----- SOURCE DOCUMENT

It has now been over twenty years since the first volume of the series Epigrafia anfiteatrale dell’Occidente Romano, hereafter EAOR, was published. The founding editor, Patrizia Sabbatini Tumolesi, was convinced that a systematic collection and re-examination of the epigraphic documentation needed to be done in order to investigate properly many fundamental and sometimes neglected aspects of gladiators and gladiatorial spectacles (cf. EAOR I, 7). The latest volume is devoted to the three provinces of the Iberian Peninsula: Tarraconensis, Baetica, and Lusitania.1 There are two main parts: the catalogue of inscriptions (35-201) and 16 synoptic tables followed by a general discussion (203-224). The volume is rounded up with detailed indices (225-270), a line-drawn map of the Peninsula (273), and 40 plates (274-313).2
The catalogue of inscriptions, none of which predates the Augustan era (but cf. infra on no. 1), is subdivided into four main themes: the administration of the gladiatorial establishment (35-72; nos. 1-7); gladiatorial displays ( munera), amphitheatrical hunts ( venationes), and the festivals and games of the local associations of youth—i.e., the spectacles actually produced and epigraphically attested, but also the organizers (73-88; nos. 8-16); gladiators, gladiatorial schools, and venatores (89-126; nos. 17-45); amphitheatres and attendant structures (127-201; nos. 46-74). Although the instrumentum domesticum is normally excluded from this series, eight fragments of thin-wall pottery from Calagurris (Tarraconensis) are provided (118-126; nos. 39-45). The documents add up to 74 numbers, but there are actually twice as many inscriptions and fragments (cf. 7). Thus, the 35 loca (or seating) fragments from the amphitheatre of Tarraco are all conveniently listed under no. 55. Only a few fragments, mostly limited to one or several letters, were previously unpublished (listed at 257). There is, however, quite a serious list of some 47 inscriptions which were excluded by Gómez-Pantoja, though at one time or another they have been included in collections of “amphitheatrical” documents (19-34; more on this below). As in the previous volumes, the documents are not translated.

----------

> WHAT THIS EXERCISE ASKS:
1. Name the provinces of the Iberian Peninsula that, according to the review of the gladiatorial inscriptions volume, the latest volume covers.
2. Carry on writing the review of the gladiatorial inscriptions volume, starting after its final sentence.
The records below this line come from a separate source and are unrelated to the review.

----- DATASET EXCERPTS

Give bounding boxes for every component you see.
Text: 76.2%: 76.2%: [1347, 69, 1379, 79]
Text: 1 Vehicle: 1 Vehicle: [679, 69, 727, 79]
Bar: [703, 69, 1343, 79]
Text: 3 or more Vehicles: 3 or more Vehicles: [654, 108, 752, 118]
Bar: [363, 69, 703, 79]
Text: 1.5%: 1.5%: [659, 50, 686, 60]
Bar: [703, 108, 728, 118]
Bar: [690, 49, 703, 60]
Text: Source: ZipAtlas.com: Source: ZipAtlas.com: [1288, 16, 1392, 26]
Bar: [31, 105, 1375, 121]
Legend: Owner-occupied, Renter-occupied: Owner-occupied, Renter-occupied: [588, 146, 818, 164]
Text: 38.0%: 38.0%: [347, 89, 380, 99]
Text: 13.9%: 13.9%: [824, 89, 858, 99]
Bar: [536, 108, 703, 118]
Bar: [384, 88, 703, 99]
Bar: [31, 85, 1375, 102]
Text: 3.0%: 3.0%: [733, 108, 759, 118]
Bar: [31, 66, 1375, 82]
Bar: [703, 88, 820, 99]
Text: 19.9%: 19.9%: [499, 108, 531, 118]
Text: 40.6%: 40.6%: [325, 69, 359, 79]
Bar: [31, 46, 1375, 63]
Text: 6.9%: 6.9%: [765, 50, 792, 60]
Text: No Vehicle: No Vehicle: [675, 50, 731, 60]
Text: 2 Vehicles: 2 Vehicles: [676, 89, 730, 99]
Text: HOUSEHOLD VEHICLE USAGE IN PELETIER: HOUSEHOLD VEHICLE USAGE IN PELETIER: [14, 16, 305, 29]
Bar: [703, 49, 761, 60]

----------

> REPLIES:
1. Tarraconensis, Baetica, and Lusitania.

2.
The section on the administration of the munera includes some documents of exceptional importance for our understanding of the gladiatorial establishment not only in Hispania, but in the Roman West or even throughout the Empire. No. 1 (35-42; cf. 211-12) offers a selection of three excerpts (sections LXVI, LXX-LXXI, CXXV) from the charter of the Caesarian colony at Urso in Baetica, partially preserved in several bronze tablets inscribed ofthe Tiberian or Claudian period. I must point out an important omission, however, since section CXXXIV, which states that local magistrates must not receive any public money for giving or promising a munus (among other things), is neither transcribed nor discussed. The law is some sort of patchwork, different sections having been cut and pasted from different sources, which is quite obvious in the terminology used for the games, for example ” ludos gladiatoresq(ue)” in section LXVI (on the privileges of priests) and ” munus ludosve scaenicos” in LXX and LXXI (on the obligation for magistrates to produce games). On the significance of this and other peculiarities, Gómez-Pantoja offers a useful discussion at 40-41, though I believe, unlike him, that the term munus in LXX-LXXI, where the legislator deals with statutory spectacles, must be an Augustan or later update.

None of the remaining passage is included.